Scan the following material for the string "Volume" and copy each line in which it appears.

Dataset records
__________________________________________________

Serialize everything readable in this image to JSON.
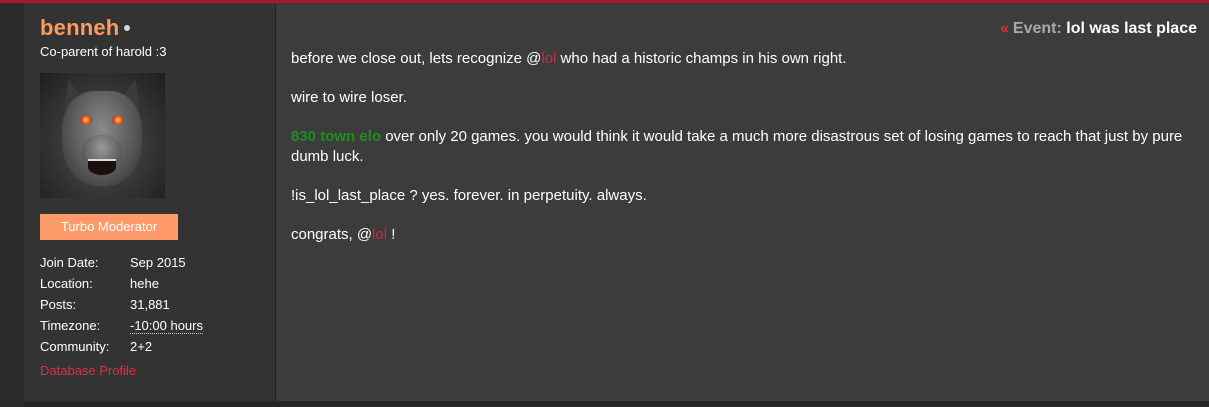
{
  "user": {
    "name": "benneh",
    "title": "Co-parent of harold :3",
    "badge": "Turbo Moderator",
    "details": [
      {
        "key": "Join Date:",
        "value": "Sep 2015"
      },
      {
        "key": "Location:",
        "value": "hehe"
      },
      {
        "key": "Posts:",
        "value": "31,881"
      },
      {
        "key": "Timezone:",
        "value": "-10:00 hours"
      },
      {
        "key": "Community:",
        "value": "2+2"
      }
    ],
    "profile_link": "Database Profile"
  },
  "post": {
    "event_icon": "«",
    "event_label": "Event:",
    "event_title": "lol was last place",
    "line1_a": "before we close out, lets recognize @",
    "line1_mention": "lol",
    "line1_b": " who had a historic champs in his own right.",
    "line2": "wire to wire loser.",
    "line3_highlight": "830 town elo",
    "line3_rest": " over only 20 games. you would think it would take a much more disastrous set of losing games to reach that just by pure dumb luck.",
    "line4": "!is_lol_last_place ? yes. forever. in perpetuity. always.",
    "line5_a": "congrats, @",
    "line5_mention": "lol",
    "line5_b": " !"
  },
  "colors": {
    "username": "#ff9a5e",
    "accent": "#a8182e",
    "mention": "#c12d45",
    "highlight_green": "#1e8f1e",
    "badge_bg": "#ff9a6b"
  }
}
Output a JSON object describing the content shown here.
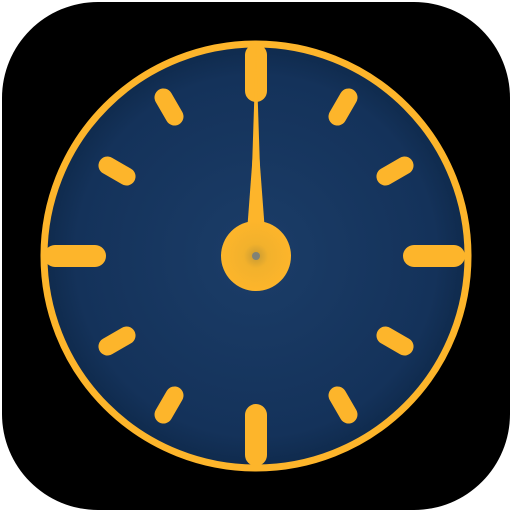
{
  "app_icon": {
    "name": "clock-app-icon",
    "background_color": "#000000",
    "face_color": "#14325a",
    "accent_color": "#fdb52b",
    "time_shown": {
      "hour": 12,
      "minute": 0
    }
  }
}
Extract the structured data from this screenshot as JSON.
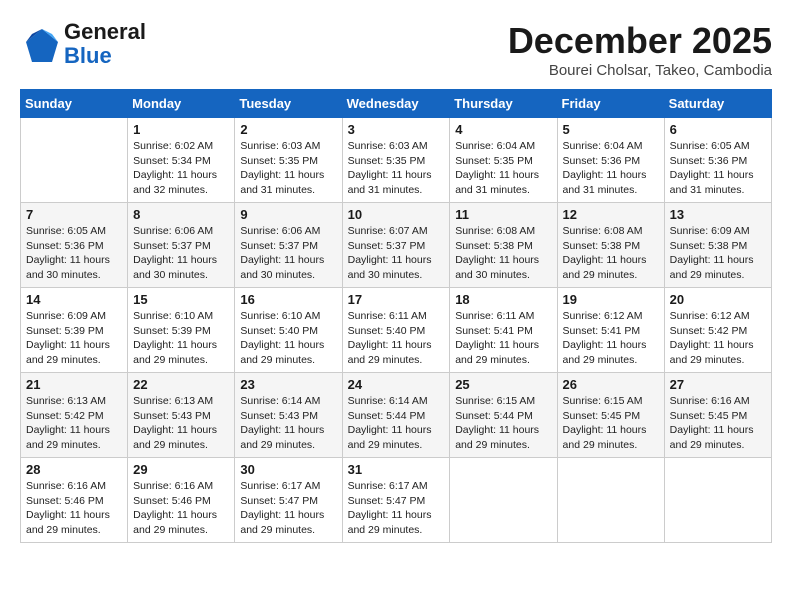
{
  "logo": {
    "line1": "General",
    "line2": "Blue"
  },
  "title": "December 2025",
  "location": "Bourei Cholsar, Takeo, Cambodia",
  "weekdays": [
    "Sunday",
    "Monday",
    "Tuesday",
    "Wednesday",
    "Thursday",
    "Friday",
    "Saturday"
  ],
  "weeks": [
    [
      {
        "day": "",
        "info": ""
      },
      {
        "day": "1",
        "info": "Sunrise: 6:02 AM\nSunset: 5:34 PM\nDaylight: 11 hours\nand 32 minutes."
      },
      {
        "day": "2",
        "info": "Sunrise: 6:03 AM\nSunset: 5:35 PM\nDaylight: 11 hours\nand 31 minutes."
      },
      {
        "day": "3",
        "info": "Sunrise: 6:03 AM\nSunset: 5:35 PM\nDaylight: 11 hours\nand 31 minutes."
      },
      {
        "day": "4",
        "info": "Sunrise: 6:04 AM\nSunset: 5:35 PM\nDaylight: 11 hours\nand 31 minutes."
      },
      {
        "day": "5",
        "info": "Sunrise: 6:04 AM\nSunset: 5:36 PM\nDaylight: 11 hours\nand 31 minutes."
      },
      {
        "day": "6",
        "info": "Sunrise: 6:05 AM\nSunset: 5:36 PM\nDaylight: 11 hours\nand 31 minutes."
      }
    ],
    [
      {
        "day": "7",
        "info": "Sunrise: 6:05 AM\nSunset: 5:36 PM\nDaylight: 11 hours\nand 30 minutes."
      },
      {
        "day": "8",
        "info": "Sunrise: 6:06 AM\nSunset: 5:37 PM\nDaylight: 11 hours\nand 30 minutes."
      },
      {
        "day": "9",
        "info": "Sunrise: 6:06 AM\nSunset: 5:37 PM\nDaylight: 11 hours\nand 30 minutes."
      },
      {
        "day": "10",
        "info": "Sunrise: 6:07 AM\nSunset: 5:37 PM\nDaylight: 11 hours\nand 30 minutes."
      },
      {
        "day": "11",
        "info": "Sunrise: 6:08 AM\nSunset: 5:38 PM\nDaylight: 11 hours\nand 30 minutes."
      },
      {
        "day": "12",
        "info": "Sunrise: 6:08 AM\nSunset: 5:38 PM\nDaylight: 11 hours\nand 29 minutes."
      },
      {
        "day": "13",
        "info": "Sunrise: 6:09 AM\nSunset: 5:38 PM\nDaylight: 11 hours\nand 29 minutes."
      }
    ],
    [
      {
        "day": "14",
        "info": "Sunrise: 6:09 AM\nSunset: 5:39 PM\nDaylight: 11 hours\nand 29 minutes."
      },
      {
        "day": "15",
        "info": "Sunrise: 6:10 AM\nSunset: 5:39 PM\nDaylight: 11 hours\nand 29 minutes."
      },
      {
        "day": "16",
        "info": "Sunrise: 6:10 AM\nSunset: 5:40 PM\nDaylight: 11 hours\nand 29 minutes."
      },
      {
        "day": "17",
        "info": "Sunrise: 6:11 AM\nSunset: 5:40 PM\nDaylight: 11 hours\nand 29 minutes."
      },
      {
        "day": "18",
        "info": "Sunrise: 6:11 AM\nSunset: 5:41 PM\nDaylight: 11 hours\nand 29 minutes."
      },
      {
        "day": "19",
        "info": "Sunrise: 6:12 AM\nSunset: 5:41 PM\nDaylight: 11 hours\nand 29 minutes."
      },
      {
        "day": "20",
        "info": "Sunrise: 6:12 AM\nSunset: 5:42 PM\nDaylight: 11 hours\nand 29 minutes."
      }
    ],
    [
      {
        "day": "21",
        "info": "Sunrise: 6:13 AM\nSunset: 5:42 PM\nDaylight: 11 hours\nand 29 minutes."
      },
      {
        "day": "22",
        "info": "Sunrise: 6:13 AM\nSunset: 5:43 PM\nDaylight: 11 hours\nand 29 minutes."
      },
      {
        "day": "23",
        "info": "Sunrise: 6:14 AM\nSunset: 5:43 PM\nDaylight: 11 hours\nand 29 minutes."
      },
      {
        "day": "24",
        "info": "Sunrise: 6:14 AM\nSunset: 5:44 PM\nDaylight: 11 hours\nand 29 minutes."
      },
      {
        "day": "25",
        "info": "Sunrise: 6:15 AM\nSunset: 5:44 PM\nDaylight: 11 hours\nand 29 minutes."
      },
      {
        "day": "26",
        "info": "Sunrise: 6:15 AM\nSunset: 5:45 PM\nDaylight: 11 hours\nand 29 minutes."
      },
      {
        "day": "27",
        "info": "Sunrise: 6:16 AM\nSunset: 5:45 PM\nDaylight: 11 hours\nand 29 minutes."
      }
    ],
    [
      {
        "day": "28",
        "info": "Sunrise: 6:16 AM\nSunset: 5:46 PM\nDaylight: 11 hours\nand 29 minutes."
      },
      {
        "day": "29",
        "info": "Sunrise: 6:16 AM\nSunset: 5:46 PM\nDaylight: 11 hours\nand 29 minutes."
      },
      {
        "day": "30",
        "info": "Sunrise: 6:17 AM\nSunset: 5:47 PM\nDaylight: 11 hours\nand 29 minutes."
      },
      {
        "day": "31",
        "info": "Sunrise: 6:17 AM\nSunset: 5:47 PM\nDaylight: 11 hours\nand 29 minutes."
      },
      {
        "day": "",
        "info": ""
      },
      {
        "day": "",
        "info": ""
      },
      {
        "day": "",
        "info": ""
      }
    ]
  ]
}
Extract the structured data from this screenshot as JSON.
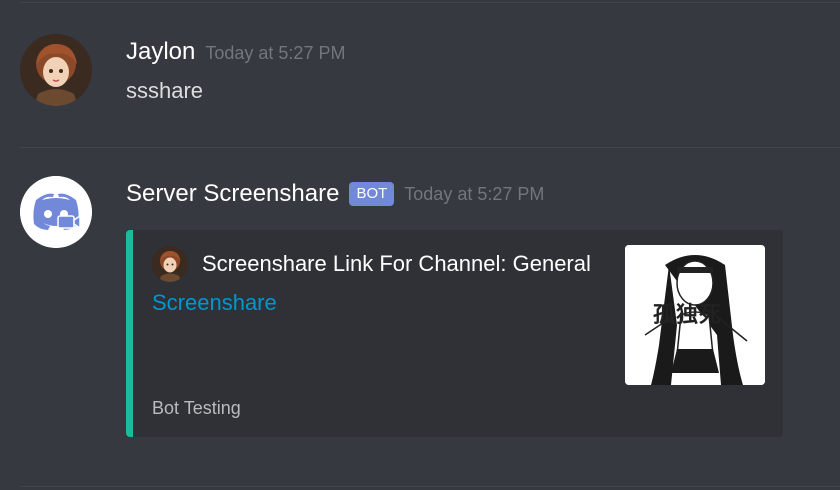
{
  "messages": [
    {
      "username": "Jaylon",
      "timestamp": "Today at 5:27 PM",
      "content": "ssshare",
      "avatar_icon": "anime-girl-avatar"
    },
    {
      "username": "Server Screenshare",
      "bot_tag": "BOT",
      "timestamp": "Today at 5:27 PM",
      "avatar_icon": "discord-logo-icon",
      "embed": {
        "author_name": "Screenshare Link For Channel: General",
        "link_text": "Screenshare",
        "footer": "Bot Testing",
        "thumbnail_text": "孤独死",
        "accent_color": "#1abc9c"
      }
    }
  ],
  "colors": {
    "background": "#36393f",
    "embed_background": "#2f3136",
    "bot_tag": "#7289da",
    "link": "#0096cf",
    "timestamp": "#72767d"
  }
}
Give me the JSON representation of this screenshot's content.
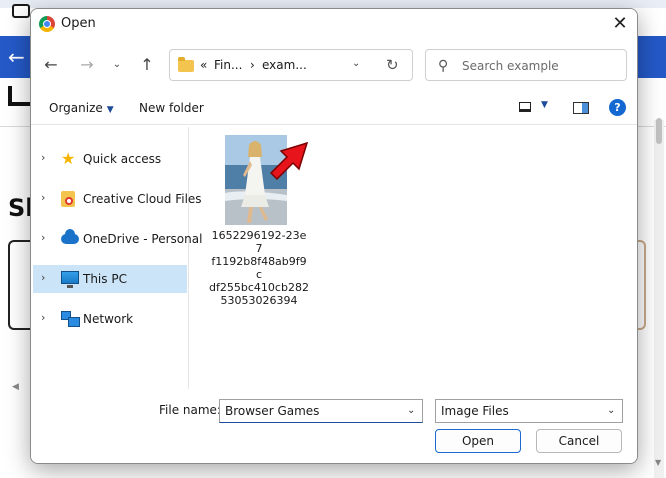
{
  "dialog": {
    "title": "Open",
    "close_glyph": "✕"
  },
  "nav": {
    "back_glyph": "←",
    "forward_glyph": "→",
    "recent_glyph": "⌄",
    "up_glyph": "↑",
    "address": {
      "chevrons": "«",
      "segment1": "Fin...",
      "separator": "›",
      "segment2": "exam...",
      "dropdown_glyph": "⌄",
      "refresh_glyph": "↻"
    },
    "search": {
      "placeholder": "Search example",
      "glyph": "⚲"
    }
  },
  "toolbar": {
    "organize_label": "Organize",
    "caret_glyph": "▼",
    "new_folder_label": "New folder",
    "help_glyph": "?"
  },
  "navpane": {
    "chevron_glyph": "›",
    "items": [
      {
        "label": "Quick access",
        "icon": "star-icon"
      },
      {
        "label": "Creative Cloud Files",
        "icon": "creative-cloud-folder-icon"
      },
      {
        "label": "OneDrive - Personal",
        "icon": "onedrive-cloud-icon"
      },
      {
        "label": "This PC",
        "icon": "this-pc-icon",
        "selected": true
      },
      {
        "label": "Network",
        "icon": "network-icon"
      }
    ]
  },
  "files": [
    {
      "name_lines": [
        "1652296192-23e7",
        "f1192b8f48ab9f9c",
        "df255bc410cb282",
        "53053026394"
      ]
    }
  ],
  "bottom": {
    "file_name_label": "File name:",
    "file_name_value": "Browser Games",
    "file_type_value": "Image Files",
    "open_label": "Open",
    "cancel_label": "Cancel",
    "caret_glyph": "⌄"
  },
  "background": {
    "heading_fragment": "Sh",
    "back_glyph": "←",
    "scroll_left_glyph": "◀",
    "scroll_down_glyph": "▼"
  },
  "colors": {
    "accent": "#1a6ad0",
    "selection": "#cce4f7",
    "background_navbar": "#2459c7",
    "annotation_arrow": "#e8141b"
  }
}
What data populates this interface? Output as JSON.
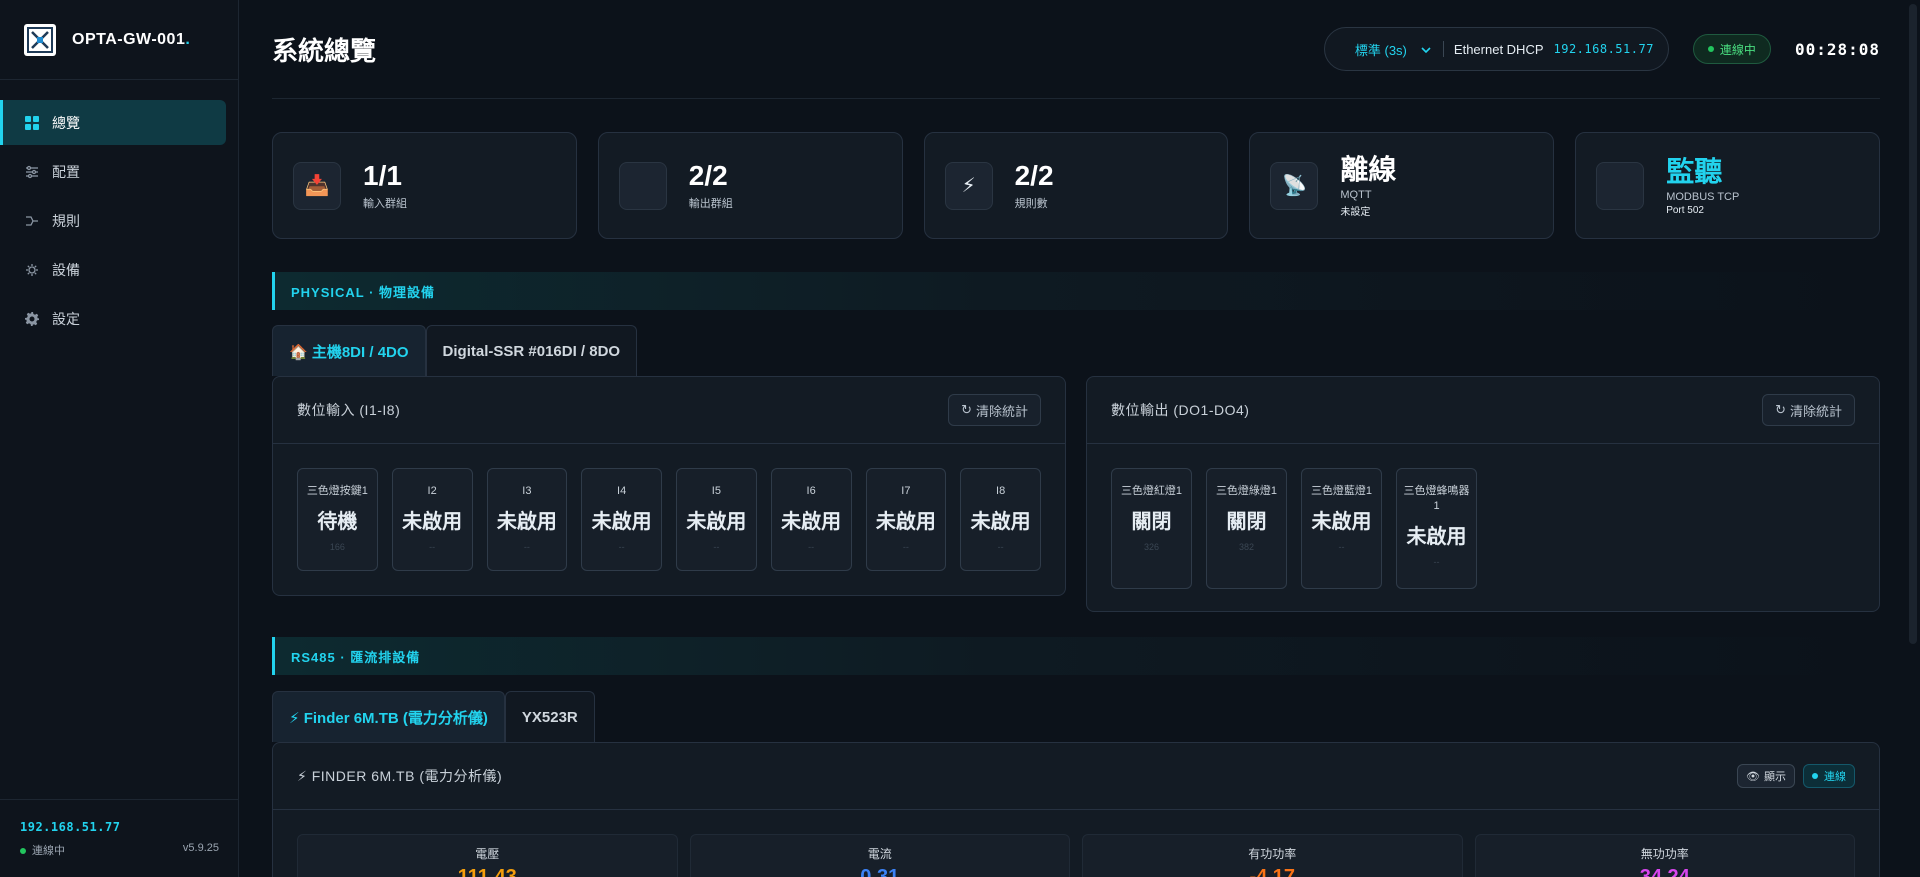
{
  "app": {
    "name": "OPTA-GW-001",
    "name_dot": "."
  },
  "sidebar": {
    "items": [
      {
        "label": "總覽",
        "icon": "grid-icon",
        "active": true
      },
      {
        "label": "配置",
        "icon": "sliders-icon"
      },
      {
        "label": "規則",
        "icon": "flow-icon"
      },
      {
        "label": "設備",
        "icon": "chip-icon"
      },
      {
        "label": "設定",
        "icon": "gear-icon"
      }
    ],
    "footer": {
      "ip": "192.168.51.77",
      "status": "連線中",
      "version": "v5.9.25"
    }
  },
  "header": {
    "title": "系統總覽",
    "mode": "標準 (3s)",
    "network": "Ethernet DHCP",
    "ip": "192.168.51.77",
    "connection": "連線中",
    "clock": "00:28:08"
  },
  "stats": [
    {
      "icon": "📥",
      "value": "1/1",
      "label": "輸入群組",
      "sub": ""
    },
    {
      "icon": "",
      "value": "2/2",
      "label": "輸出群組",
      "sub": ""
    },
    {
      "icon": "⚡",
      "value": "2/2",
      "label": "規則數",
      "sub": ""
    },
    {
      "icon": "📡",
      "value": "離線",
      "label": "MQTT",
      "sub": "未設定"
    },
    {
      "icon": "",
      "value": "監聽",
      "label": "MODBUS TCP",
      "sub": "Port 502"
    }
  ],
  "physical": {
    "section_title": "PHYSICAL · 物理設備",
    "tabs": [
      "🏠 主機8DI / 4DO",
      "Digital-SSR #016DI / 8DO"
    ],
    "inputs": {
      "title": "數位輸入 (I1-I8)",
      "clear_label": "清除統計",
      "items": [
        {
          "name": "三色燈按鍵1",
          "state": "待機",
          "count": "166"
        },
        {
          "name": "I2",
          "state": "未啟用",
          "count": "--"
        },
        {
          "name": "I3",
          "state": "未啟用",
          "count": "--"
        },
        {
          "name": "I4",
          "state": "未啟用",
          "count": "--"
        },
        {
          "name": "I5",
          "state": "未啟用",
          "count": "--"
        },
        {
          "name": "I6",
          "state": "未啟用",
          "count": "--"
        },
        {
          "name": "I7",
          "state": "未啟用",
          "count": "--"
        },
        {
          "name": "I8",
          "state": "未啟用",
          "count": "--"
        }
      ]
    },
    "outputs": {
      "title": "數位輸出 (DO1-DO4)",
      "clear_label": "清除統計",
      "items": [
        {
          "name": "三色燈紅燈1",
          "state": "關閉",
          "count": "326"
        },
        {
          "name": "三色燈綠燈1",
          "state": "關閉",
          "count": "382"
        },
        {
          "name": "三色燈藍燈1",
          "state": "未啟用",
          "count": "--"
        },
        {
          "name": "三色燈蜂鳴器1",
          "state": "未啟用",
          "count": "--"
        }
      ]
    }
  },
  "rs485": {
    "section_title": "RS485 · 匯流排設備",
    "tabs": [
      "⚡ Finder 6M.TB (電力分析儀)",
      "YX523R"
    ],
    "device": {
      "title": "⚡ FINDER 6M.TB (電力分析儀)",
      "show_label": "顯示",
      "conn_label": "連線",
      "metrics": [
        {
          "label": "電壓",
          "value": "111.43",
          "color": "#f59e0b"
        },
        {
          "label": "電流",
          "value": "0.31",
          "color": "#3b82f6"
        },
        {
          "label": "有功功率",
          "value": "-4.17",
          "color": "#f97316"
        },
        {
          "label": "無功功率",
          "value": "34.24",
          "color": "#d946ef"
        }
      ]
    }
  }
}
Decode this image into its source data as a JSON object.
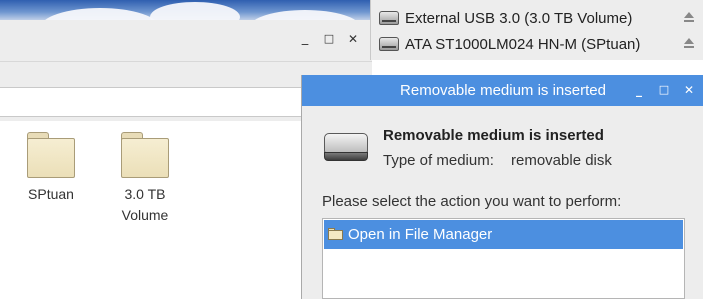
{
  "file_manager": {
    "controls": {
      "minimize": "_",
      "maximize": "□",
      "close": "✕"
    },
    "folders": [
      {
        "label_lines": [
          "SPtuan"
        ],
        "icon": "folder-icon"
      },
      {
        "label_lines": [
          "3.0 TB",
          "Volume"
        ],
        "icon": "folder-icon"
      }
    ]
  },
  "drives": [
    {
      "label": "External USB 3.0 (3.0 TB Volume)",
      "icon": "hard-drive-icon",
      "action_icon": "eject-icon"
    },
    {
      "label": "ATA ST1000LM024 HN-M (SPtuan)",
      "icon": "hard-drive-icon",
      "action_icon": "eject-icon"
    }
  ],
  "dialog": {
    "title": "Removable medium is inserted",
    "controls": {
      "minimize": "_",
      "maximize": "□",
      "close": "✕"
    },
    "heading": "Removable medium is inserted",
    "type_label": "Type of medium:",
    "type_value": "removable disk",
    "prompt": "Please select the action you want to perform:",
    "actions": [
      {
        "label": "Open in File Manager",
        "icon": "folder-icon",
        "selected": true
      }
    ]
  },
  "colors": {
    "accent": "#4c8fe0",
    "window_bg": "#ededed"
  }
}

__________________________________________________

◆ **Exercise result**
          "Volume"
      "label": "External USB 3.0 (3.0 TB Volume)",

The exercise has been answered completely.